Perlakuan Perpajakan Profesi Atlet
Di Indonesia, perlakuan perpajakan untuk profesi atlet mengacu pada Peraturan Direktur Jenderal (Perdirjen) Pajak Nomor PER-16/PJ/2016 tentang Pedoman Teknis Tata Cara Pemotongan, Penyetoran dan Pelaporan Pajak Penghasilan Pasal 21 dan/atau Pasal 26 Sehubungan Dengan Pekerjaan, Jasa, dan Kegiatan Orang Pribadi.
Berdasarkan Perdirjen Pajak Nomor PER-16/PJ/2016 olahragawan atau atlet merupakan penerima penghasilan yang dipotong Pajak Penghasilan (PPh) Pasal 21 dan/atau PPh Pasal 26. Hal ini tertera dalam Pasal 3 Perdirjen Pajak Nomor PER-16/PJ/2016.
Artinya, atlet yang menerima atau memperoleh penghasilan sehubungan dengan keikutsertaannya dalam suatu kejuaraan, maka atlet tersebut wajib melaksanakan kewajiban perpajakan, yakni membayar pajak sesuai dengan ketentuan yang berlaku.
Perlakuan perpajakan untuk atlet sendiri dapat dilihat dari tiga sudut pandang, yakni apabila atlet melakukan pekerjaan bebas, apabila atlet bergabung dalam sebuah klub, dan perlakuan pajak atas sebuah penghargaan yang diterima.

====

SOAL 1: Ketik ulang bagian teks tentang perpajakan atlet mulai dari "Berdasarkan Perdirjen Pajak" dan berakhir pada "ketentuan yang berlaku." tanpa mengubah apa pun.
Teks tentang perpajakan atlet dan entri sesudahnya berasal dari sumber yang berbeda.

====

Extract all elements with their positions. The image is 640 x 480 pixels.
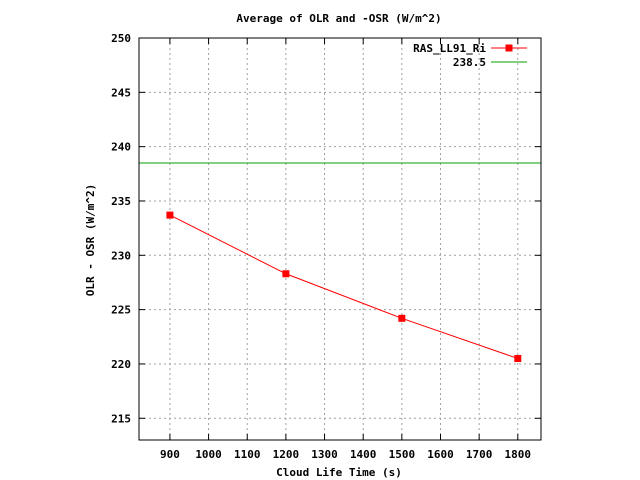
y-tick-label: 225 — [111, 304, 131, 317]
series-line — [169, 214, 518, 359]
data-point — [166, 211, 174, 219]
x-tick-label: 1000 — [195, 448, 222, 461]
plot-frame — [138, 37, 542, 441]
data-point — [398, 314, 406, 322]
x-tick-label: 1200 — [273, 448, 300, 461]
legend-marker-sample — [505, 44, 513, 52]
x-tick-label: 1600 — [427, 448, 454, 461]
data-point — [282, 270, 290, 278]
y-tick-label: 230 — [111, 249, 131, 262]
y-tick-label: 220 — [111, 358, 131, 371]
x-tick-label: 1500 — [389, 448, 416, 461]
axis-ticks: 900 1000 1100 1200 1300 1400 1500 1600 1700 1800 2… — [111, 32, 541, 461]
y-axis-label: OLR - OSR (W/m^2) — [84, 184, 97, 297]
y-tick-label: 240 — [111, 141, 131, 154]
x-tick-label: 1100 — [234, 448, 261, 461]
x-tick-label: 1700 — [466, 448, 493, 461]
legend-label: 238.5 — [453, 56, 486, 69]
chart-title: Average of OLR and -OSR (W/m^2) — [236, 12, 441, 25]
x-tick-label: 1300 — [311, 448, 338, 461]
data-series — [166, 211, 522, 363]
legend-label: RAS_LL91_Ri — [413, 42, 486, 55]
x-tick-label: 1400 — [350, 448, 377, 461]
grid — [139, 37, 541, 440]
x-tick-label: 1800 — [505, 448, 532, 461]
y-tick-label: 245 — [111, 86, 131, 99]
data-point — [514, 355, 522, 363]
x-tick-label: 900 — [160, 448, 180, 461]
x-axis-label: Cloud Life Time (s) — [276, 466, 402, 479]
y-tick-label: 235 — [111, 195, 131, 208]
y-tick-label: 250 — [111, 32, 131, 45]
y-tick-label: 215 — [111, 412, 131, 425]
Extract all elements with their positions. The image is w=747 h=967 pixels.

====

SOAL 2: Ubah baris-baris entri di atas menjadi daftar bernomor, mulai dari baris yang memuat "y-tick-label: 225 — [111, 304, 131, 317]" dan berakhir pada baris yang memuat "axis-ticks: 900 1000", termasuk kedua baris itu. Buang baris kosong dan jangan sertakan baris lain.

HASIL 1:
Berdasarkan Perdirjen Pajak Nomor PER-16/PJ/2016 olahragawan atau atlet merupakan penerima penghasilan yang dipotong Pajak Penghasilan (PPh) Pasal 21 dan/atau PPh Pasal 26. Hal ini tertera dalam Pasal 3 Perdirjen Pajak Nomor PER-16/PJ/2016.
Artinya, atlet yang menerima atau memperoleh penghasilan sehubungan dengan keikutsertaannya dalam suatu kejuaraan, maka atlet tersebut wajib melaksanakan kewajiban perpajakan, yakni membayar pajak sesuai dengan ketentuan yang berlaku.

HASIL 2:
1. y-tick-label: 225 — [111, 304, 131, 317]
2. series-line — [169, 214, 518, 359]
3. data-point — [166, 211, 174, 219]
4. x-tick-label: 1000 — [195, 448, 222, 461]
5. plot-frame — [138, 37, 542, 441]
6. data-point — [398, 314, 406, 322]
7. x-tick-label: 1200 — [273, 448, 300, 461]
8. legend-marker-sample — [505, 44, 513, 52]
9. x-tick-label: 1600 — [427, 448, 454, 461]
10. data-point — [282, 270, 290, 278]
11. y-tick-label: 230 — [111, 249, 131, 262]
12. y-tick-label: 220 — [111, 358, 131, 371]
13. x-tick-label: 1500 — [389, 448, 416, 461]
14. axis-ticks: 900 1000 1100 1200 1300 1400 1500 1600 1700 1800 2… — [111, 32, 541, 461]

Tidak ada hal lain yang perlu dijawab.